◆ To be done: Find every line in the records that holds the string "name". Copy each one.

━━━ Task data

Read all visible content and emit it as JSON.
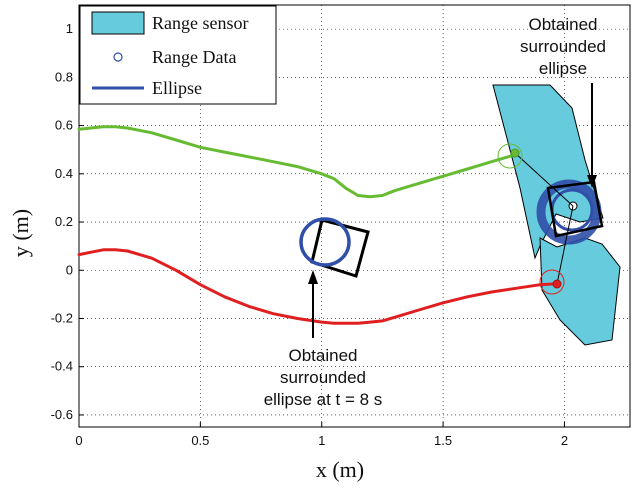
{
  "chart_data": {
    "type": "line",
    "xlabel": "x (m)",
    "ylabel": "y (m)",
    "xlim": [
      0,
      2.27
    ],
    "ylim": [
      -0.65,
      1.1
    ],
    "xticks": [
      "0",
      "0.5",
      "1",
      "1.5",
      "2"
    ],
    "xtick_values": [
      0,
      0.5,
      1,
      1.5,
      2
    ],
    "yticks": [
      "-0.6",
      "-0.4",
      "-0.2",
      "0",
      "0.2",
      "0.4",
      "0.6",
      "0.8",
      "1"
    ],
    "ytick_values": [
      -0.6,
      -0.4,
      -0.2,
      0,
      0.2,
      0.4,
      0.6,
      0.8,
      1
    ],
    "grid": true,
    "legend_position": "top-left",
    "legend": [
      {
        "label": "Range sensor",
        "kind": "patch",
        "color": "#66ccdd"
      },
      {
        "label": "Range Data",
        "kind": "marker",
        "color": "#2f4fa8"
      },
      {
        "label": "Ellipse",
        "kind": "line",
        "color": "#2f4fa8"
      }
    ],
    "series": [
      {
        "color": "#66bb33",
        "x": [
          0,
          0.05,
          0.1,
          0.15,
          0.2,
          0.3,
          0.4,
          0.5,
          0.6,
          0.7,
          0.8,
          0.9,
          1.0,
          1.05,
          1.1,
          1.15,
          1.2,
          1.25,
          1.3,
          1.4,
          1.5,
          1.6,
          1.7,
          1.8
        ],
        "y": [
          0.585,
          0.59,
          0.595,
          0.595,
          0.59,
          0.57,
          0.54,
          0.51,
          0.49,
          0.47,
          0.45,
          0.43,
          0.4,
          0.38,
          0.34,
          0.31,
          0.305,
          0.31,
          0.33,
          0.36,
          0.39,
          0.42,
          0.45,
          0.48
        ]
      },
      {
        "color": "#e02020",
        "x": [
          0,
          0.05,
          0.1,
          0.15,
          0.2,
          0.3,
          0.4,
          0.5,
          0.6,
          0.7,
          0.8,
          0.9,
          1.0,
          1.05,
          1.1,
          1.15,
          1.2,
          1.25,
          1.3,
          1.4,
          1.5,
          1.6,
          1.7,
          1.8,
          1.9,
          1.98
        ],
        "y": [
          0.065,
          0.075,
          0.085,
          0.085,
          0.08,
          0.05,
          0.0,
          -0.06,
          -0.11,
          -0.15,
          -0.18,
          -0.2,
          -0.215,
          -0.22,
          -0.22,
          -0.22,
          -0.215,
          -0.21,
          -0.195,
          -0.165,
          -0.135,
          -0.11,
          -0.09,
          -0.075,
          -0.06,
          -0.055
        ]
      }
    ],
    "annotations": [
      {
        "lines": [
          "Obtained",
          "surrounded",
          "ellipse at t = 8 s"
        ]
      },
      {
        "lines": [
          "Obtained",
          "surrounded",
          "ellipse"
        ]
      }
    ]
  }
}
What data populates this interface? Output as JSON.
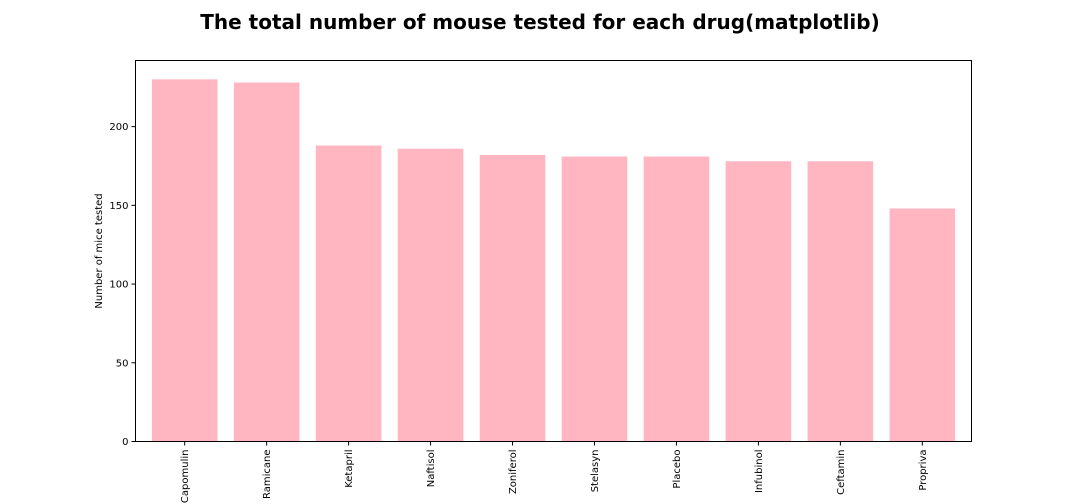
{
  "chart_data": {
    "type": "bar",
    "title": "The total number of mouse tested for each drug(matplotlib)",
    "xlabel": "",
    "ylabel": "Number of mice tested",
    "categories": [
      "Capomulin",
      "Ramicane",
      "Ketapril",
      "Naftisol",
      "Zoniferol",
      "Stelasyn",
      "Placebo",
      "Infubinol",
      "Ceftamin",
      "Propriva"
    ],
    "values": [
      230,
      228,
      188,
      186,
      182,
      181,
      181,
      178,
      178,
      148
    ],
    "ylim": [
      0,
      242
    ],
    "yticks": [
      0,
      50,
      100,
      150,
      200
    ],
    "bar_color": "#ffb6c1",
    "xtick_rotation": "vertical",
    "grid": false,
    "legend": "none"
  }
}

━━━━━━
━━━ Task data

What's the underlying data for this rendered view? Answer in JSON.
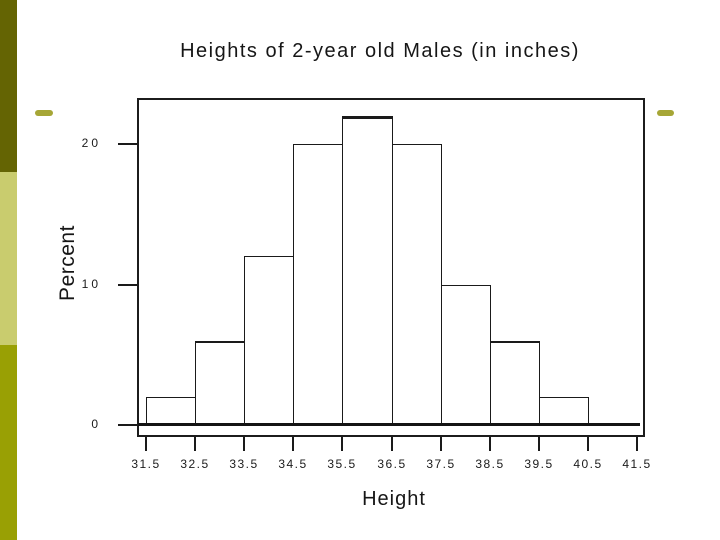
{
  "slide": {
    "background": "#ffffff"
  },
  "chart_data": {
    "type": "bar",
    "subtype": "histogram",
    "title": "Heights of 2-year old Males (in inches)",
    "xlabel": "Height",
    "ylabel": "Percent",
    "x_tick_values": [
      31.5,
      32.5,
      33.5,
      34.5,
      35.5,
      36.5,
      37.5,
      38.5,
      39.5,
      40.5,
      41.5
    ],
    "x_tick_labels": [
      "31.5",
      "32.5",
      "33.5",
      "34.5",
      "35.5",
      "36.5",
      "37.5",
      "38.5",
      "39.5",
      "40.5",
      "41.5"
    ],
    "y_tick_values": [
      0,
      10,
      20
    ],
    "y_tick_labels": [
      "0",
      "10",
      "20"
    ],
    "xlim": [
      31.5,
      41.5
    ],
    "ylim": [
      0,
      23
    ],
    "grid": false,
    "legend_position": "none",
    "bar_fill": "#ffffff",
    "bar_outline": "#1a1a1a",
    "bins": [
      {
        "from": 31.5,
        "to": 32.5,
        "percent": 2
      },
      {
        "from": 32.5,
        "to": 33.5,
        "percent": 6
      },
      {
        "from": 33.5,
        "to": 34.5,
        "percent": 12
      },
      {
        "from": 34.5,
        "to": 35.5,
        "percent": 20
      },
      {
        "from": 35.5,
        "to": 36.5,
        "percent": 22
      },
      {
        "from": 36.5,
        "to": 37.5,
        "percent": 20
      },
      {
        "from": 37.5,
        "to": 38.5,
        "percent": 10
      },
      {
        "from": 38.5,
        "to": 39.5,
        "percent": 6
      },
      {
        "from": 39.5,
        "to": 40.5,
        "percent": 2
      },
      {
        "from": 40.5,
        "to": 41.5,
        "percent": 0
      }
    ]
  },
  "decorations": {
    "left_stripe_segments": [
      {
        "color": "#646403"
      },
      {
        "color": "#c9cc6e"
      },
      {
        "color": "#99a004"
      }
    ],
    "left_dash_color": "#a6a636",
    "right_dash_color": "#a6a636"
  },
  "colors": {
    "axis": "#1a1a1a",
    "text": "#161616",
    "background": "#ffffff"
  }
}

━━━━━━
━━━ Task data

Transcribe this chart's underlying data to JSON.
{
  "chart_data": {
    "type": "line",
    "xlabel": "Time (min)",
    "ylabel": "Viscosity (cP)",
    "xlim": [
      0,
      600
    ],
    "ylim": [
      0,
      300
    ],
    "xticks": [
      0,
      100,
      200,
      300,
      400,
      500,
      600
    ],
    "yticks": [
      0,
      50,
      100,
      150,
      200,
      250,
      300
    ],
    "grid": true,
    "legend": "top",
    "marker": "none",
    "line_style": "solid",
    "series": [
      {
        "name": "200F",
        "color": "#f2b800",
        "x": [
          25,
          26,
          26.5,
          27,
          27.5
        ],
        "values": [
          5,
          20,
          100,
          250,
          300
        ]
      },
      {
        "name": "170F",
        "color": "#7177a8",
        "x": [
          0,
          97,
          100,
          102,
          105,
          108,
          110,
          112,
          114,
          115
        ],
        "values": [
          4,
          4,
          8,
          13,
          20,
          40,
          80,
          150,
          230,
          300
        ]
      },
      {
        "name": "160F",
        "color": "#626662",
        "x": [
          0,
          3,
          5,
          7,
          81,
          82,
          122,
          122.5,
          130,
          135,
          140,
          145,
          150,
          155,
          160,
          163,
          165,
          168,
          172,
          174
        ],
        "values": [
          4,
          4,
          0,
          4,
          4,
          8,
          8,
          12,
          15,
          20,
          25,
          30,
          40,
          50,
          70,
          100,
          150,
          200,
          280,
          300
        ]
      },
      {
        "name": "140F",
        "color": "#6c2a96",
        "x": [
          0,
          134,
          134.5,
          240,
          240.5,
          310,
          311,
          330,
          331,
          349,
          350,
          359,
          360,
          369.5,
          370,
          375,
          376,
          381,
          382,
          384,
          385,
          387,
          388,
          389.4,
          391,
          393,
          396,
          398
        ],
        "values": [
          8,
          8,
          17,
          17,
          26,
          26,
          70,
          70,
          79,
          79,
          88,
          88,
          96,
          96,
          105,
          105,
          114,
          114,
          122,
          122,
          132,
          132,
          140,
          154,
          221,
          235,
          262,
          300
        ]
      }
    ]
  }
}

━━━━━━

◆ Complete output:
        "name": "200F",
        "name": "170F",
        "name": "160F",
        "name": "140F",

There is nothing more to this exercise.